THE PROBLEM
Extract every record, exactly as written, and ignore the pictures.

-- START STORED ROWS --

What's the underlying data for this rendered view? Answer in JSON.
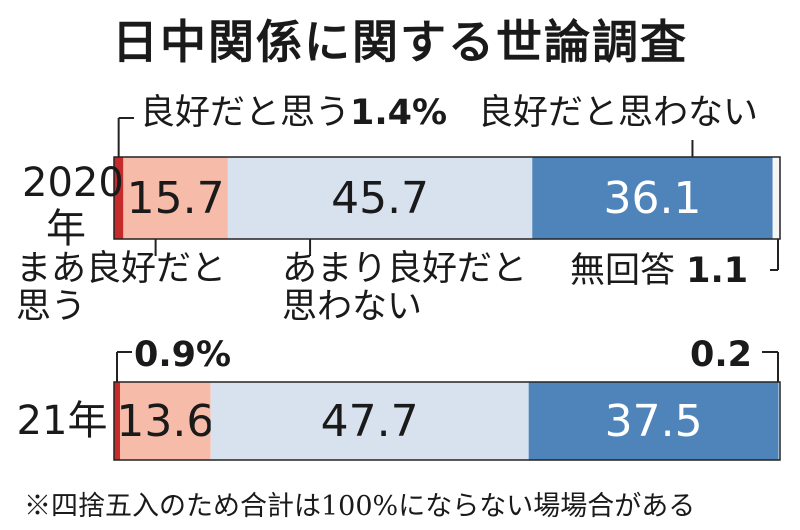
{
  "title": "日中関係に関する世論調査",
  "colors": {
    "good": "#c62b2b",
    "somewhat_good": "#f6bba9",
    "not_very_good": "#d8e2ee",
    "not_good": "#4f84bb",
    "no_answer": "#f5f5f5",
    "outline": "#222222"
  },
  "labels": {
    "good_a": "良好だと思う",
    "good_pct_2020": "1.4%",
    "not_good": "良好だと思わない",
    "somewhat_good_line1": "まあ良好だと",
    "somewhat_good_line2": "思う",
    "not_very_good_line1": "あまり良好だと",
    "not_very_good_line2": "思わない",
    "no_answer": "無回答",
    "no_answer_2020": "1.1",
    "good_pct_2021": "0.9%",
    "no_answer_2021": "0.2"
  },
  "years": {
    "y2020_line1": "2020",
    "y2020_line2": "年",
    "y2021": "21年"
  },
  "footnote": "※四捨五入のため合計は100%にならない場場合がある",
  "chart_data": {
    "type": "bar",
    "orientation": "horizontal-stacked",
    "title": "日中関係に関する世論調査",
    "categories": [
      "2020年",
      "21年"
    ],
    "unit": "%",
    "series": [
      {
        "name": "良好だと思う",
        "values": [
          1.4,
          0.9
        ]
      },
      {
        "name": "まあ良好だと思う",
        "values": [
          15.7,
          13.6
        ]
      },
      {
        "name": "あまり良好だと思わない",
        "values": [
          45.7,
          47.7
        ]
      },
      {
        "name": "良好だと思わない",
        "values": [
          36.1,
          37.5
        ]
      },
      {
        "name": "無回答",
        "values": [
          1.1,
          0.2
        ]
      }
    ]
  }
}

-- END STORED ROWS --

CORRECT ANSWER
What's the underlying data for this rendered view? Answer in JSON.
{
  "title": "日中関係に関する世論調査",
  "colors": {
    "good": "#c62b2b",
    "somewhat_good": "#f6bba9",
    "not_very_good": "#d8e2ee",
    "not_good": "#4f84bb",
    "no_answer": "#f5f5f5",
    "outline": "#222222"
  },
  "labels": {
    "good_a": "良好だと思う",
    "good_pct_2020": "1.4%",
    "not_good": "良好だと思わない",
    "somewhat_good_line1": "まあ良好だと",
    "somewhat_good_line2": "思う",
    "not_very_good_line1": "あまり良好だと",
    "not_very_good_line2": "思わない",
    "no_answer": "無回答",
    "no_answer_2020": "1.1",
    "good_pct_2021": "0.9%",
    "no_answer_2021": "0.2"
  },
  "years": {
    "y2020_line1": "2020",
    "y2020_line2": "年",
    "y2021": "21年"
  },
  "footnote": "※四捨五入のため合計は100%にならない場場合がある",
  "chart_data": {
    "type": "bar",
    "orientation": "horizontal-stacked",
    "title": "日中関係に関する世論調査",
    "categories": [
      "2020年",
      "21年"
    ],
    "unit": "%",
    "series": [
      {
        "name": "良好だと思う",
        "values": [
          1.4,
          0.9
        ]
      },
      {
        "name": "まあ良好だと思う",
        "values": [
          15.7,
          13.6
        ]
      },
      {
        "name": "あまり良好だと思わない",
        "values": [
          45.7,
          47.7
        ]
      },
      {
        "name": "良好だと思わない",
        "values": [
          36.1,
          37.5
        ]
      },
      {
        "name": "無回答",
        "values": [
          1.1,
          0.2
        ]
      }
    ]
  }
}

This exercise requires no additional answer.